▸ **Set problem**
Transcribe all records exactly.

▸ **Exercise input**
* * *
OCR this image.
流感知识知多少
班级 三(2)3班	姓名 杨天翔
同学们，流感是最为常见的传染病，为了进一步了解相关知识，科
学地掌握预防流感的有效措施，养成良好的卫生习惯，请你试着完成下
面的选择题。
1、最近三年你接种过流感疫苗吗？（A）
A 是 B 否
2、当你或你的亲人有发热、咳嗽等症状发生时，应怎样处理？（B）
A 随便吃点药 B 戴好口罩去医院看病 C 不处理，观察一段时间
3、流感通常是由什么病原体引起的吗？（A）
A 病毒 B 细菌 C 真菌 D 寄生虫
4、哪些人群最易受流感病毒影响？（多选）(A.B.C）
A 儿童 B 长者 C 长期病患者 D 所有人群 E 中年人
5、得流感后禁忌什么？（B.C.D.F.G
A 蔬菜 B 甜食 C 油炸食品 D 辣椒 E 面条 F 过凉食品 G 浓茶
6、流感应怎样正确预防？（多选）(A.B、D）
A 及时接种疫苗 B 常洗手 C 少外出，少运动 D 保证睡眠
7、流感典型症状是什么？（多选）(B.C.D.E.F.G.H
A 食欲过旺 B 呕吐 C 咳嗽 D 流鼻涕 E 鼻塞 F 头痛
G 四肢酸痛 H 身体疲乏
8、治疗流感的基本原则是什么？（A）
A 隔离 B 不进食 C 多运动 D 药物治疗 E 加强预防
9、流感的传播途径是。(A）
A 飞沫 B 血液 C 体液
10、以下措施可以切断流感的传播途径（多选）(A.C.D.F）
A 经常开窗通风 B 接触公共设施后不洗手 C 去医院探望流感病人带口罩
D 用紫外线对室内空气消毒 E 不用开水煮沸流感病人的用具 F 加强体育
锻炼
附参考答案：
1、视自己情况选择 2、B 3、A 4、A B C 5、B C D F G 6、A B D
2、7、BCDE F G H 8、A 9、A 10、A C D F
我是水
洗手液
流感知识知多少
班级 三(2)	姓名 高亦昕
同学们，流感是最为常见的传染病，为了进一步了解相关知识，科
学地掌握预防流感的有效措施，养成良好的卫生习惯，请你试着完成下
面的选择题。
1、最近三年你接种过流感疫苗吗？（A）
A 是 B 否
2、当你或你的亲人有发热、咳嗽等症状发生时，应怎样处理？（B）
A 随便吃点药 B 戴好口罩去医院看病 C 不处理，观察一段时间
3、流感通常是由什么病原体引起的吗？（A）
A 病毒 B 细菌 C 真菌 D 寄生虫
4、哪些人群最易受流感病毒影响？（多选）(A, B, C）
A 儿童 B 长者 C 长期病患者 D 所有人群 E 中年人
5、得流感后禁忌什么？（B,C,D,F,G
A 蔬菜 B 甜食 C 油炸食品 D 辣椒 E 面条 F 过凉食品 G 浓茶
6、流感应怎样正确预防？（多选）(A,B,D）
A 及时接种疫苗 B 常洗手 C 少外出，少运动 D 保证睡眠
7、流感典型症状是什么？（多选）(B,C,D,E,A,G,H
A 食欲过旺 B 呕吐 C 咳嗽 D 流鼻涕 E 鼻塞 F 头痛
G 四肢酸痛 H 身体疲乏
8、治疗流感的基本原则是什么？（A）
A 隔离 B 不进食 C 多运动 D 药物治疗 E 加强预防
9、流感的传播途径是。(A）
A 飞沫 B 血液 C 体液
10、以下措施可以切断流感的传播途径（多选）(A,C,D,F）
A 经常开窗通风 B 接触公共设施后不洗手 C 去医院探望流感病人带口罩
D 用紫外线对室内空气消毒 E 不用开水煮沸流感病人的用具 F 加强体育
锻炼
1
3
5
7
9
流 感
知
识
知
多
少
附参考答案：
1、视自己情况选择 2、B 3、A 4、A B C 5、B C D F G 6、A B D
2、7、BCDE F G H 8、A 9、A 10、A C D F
* * *
▸ **Completed task**
OCR this image.
流感知识知多少
班级 三(2)3班	姓名 杨天翔
同学们，流感是最为常见的传染病，为了进一步了解相关知识，科
学地掌握预防流感的有效措施，养成良好的卫生习惯，请你试着完成下
面的选择题。
1、最近三年你接种过流感疫苗吗？（A）
A 是 B 否
2、当你或你的亲人有发热、咳嗽等症状发生时，应怎样处理？（B）
A 随便吃点药 B 戴好口罩去医院看病 C 不处理，观察一段时间
3、流感通常是由什么病原体引起的吗？（A）
A 病毒 B 细菌 C 真菌 D 寄生虫
4、哪些人群最易受流感病毒影响？（多选）(A.B.C）
A 儿童 B 长者 C 长期病患者 D 所有人群 E 中年人
5、得流感后禁忌什么？（B.C.D.F.G
A 蔬菜 B 甜食 C 油炸食品 D 辣椒 E 面条 F 过凉食品 G 浓茶
6、流感应怎样正确预防？（多选）(A.B、D）
A 及时接种疫苗 B 常洗手 C 少外出，少运动 D 保证睡眠
7、流感典型症状是什么？（多选）(B.C.D.E.F.G.H
A 食欲过旺 B 呕吐 C 咳嗽 D 流鼻涕 E 鼻塞 F 头痛
G 四肢酸痛 H 身体疲乏
8、治疗流感的基本原则是什么？（A）
A 隔离 B 不进食 C 多运动 D 药物治疗 E 加强预防
9、流感的传播途径是。(A）
A 飞沫 B 血液 C 体液
10、以下措施可以切断流感的传播途径（多选）(A.C.D.F）
A 经常开窗通风 B 接触公共设施后不洗手 C 去医院探望流感病人带口罩
D 用紫外线对室内空气消毒 E 不用开水煮沸流感病人的用具 F 加强体育
锻炼
附参考答案：
1、视自己情况选择 2、B 3、A 4、A B C 5、B C D F G 6、A B D
2、7、BCDE F G H 8、A 9、A 10、A C D F
我是水
洗手液
流感知识知多少
班级 三(2)	姓名 高亦昕
同学们，流感是最为常见的传染病，为了进一步了解相关知识，科
学地掌握预防流感的有效措施，养成良好的卫生习惯，请你试着完成下
面的选择题。
1、最近三年你接种过流感疫苗吗？（A）
A 是 B 否
2、当你或你的亲人有发热、咳嗽等症状发生时，应怎样处理？（B）
A 随便吃点药 B 戴好口罩去医院看病 C 不处理，观察一段时间
3、流感通常是由什么病原体引起的吗？（A）
A 病毒 B 细菌 C 真菌 D 寄生虫
4、哪些人群最易受流感病毒影响？（多选）(A, B, C）
A 儿童 B 长者 C 长期病患者 D 所有人群 E 中年人
5、得流感后禁忌什么？（B,C,D,F,G
A 蔬菜 B 甜食 C 油炸食品 D 辣椒 E 面条 F 过凉食品 G 浓茶
6、流感应怎样正确预防？（多选）(A,B,D）
A 及时接种疫苗 B 常洗手 C 少外出，少运动 D 保证睡眠
7、流感典型症状是什么？（多选）(B,C,D,E,A,G,H
A 食欲过旺 B 呕吐 C 咳嗽 D 流鼻涕 E 鼻塞 F 头痛
G 四肢酸痛 H 身体疲乏
8、治疗流感的基本原则是什么？（A）
A 隔离 B 不进食 C 多运动 D 药物治疗 E 加强预防
9、流感的传播途径是。(A）
A 飞沫 B 血液 C 体液
10、以下措施可以切断流感的传播途径（多选）(A,C,D,F）
A 经常开窗通风 B 接触公共设施后不洗手 C 去医院探望流感病人带口罩
D 用紫外线对室内空气消毒 E 不用开水煮沸流感病人的用具 F 加强体育
锻炼
1
3
5
7
9
流 感
知
识
知
多
少
附参考答案：
1、视自己情况选择 2、B 3、A 4、A B C 5、B C D F G 6、A B D
2、7、BCDE F G H 8、A 9、A 10、A C D F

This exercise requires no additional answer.